■ Short exercise ■
Without including any pictures, write out all the entries exactly.

++++ Available records ++++

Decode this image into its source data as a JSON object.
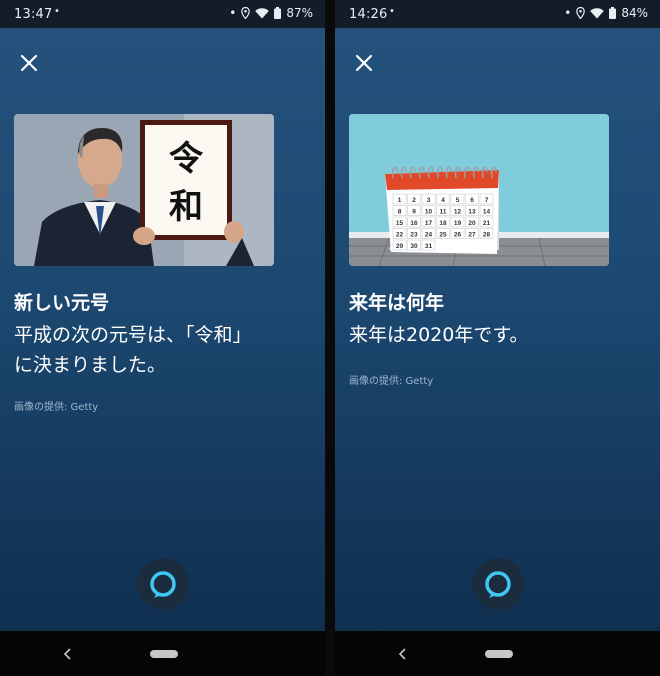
{
  "screens": [
    {
      "status": {
        "time": "13:47",
        "notification_dot": "•",
        "battery_percent": "87%"
      },
      "card": {
        "image_subject": "person holding calligraphy sign",
        "sign_text": "令和",
        "title": "新しい元号",
        "body_line1": "平成の次の元号は、「令和」",
        "body_line2": "に決まりました。",
        "attribution": "画像の提供: Getty"
      }
    },
    {
      "status": {
        "time": "14:26",
        "notification_dot": "•",
        "battery_percent": "84%"
      },
      "card": {
        "image_subject": "desk calendar",
        "title": "来年は何年",
        "body_line1": "来年は2020年です。",
        "body_line2": "",
        "attribution": "画像の提供: Getty"
      }
    }
  ],
  "calendar_days": [
    "1",
    "2",
    "3",
    "4",
    "5",
    "6",
    "7",
    "8",
    "9",
    "10",
    "11",
    "12",
    "13",
    "14",
    "15",
    "16",
    "17",
    "18",
    "19",
    "20",
    "21",
    "22",
    "23",
    "24",
    "25",
    "26",
    "27",
    "28",
    "29",
    "30",
    "31"
  ],
  "icons": {
    "status_dot": "dot-icon",
    "location": "location-icon",
    "wifi": "wifi-icon",
    "battery": "battery-icon",
    "close": "close-icon",
    "alexa": "alexa-ring-icon",
    "back": "back-icon",
    "home": "home-pill-icon"
  },
  "colors": {
    "background_top": "#24527c",
    "background_bottom": "#0f2f4f",
    "alexa_ring": "#3ec8f2",
    "calendar_red": "#e04a2a",
    "wall_teal": "#74c4d6"
  }
}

++++

■ Task result ■
Decode this image into its source data as a JSON object.
{
  "screens": [
    {
      "status": {
        "time": "13:47",
        "notification_dot": "•",
        "battery_percent": "87%"
      },
      "card": {
        "image_subject": "person holding calligraphy sign",
        "sign_text": "令和",
        "title": "新しい元号",
        "body_line1": "平成の次の元号は、「令和」",
        "body_line2": "に決まりました。",
        "attribution": "画像の提供: Getty"
      }
    },
    {
      "status": {
        "time": "14:26",
        "notification_dot": "•",
        "battery_percent": "84%"
      },
      "card": {
        "image_subject": "desk calendar",
        "title": "来年は何年",
        "body_line1": "来年は2020年です。",
        "body_line2": "",
        "attribution": "画像の提供: Getty"
      }
    }
  ],
  "calendar_days": [
    "1",
    "2",
    "3",
    "4",
    "5",
    "6",
    "7",
    "8",
    "9",
    "10",
    "11",
    "12",
    "13",
    "14",
    "15",
    "16",
    "17",
    "18",
    "19",
    "20",
    "21",
    "22",
    "23",
    "24",
    "25",
    "26",
    "27",
    "28",
    "29",
    "30",
    "31"
  ],
  "icons": {
    "status_dot": "dot-icon",
    "location": "location-icon",
    "wifi": "wifi-icon",
    "battery": "battery-icon",
    "close": "close-icon",
    "alexa": "alexa-ring-icon",
    "back": "back-icon",
    "home": "home-pill-icon"
  },
  "colors": {
    "background_top": "#24527c",
    "background_bottom": "#0f2f4f",
    "alexa_ring": "#3ec8f2",
    "calendar_red": "#e04a2a",
    "wall_teal": "#74c4d6"
  }
}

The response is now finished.